↓

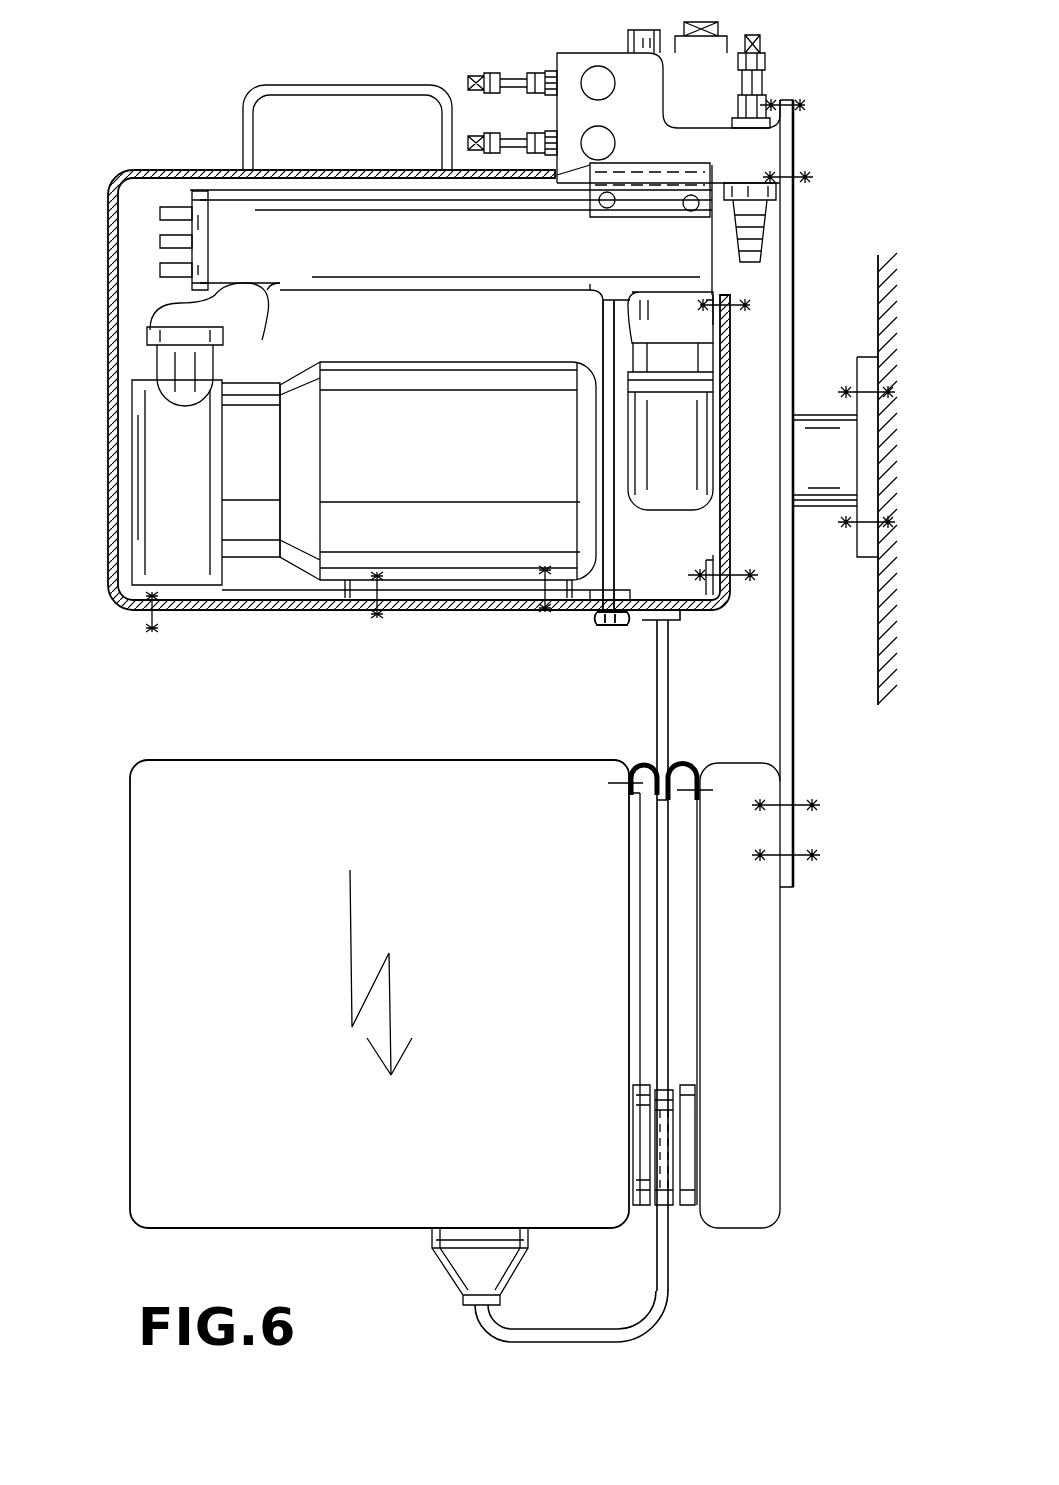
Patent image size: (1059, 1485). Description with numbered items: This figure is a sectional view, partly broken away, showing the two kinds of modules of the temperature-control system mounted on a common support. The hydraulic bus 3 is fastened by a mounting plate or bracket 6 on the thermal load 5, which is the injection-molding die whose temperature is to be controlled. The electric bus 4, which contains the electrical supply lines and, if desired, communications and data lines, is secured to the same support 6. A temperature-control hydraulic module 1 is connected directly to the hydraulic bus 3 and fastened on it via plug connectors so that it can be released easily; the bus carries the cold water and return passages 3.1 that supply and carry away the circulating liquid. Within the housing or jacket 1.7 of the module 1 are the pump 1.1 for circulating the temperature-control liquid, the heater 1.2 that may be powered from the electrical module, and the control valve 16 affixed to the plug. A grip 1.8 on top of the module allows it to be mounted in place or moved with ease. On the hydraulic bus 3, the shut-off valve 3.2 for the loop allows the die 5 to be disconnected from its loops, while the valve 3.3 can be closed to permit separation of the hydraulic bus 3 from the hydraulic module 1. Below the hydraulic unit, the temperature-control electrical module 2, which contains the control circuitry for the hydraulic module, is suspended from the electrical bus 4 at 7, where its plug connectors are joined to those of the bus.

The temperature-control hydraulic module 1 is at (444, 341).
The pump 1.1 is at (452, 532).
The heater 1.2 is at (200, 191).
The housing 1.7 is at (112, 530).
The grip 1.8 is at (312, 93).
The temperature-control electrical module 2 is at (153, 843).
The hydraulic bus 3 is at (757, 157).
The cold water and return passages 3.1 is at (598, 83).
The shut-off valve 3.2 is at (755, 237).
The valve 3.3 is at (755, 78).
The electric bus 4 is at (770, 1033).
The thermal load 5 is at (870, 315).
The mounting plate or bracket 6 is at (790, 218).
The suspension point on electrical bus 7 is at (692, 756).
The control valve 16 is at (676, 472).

↑

◆ DIRECTIONS FOR THIS TASK: Please retype the data from its first line up to and including the line with "The valve 3.3 is at (755, 78).", leaving the pictures out of your answer.

◆ TASK OUTPUT:
Patent image size: (1059, 1485). Description with numbered items: This figure is a sectional view, partly broken away, showing the two kinds of modules of the temperature-control system mounted on a common support. The hydraulic bus 3 is fastened by a mounting plate or bracket 6 on the thermal load 5, which is the injection-molding die whose temperature is to be controlled. The electric bus 4, which contains the electrical supply lines and, if desired, communications and data lines, is secured to the same support 6. A temperature-control hydraulic module 1 is connected directly to the hydraulic bus 3 and fastened on it via plug connectors so that it can be released easily; the bus carries the cold water and return passages 3.1 that supply and carry away the circulating liquid. Within the housing or jacket 1.7 of the module 1 are the pump 1.1 for circulating the temperature-control liquid, the heater 1.2 that may be powered from the electrical module, and the control valve 16 affixed to the plug. A grip 1.8 on top of the module allows it to be mounted in place or moved with ease. On the hydraulic bus 3, the shut-off valve 3.2 for the loop allows the die 5 to be disconnected from its loops, while the valve 3.3 can be closed to permit separation of the hydraulic bus 3 from the hydraulic module 1. Below the hydraulic unit, the temperature-control electrical module 2, which contains the control circuitry for the hydraulic module, is suspended from the electrical bus 4 at 7, where its plug connectors are joined to those of the bus.

The temperature-control hydraulic module 1 is at (444, 341).
The pump 1.1 is at (452, 532).
The heater 1.2 is at (200, 191).
The housing 1.7 is at (112, 530).
The grip 1.8 is at (312, 93).
The temperature-control electrical module 2 is at (153, 843).
The hydraulic bus 3 is at (757, 157).
The cold water and return passages 3.1 is at (598, 83).
The shut-off valve 3.2 is at (755, 237).
The valve 3.3 is at (755, 78).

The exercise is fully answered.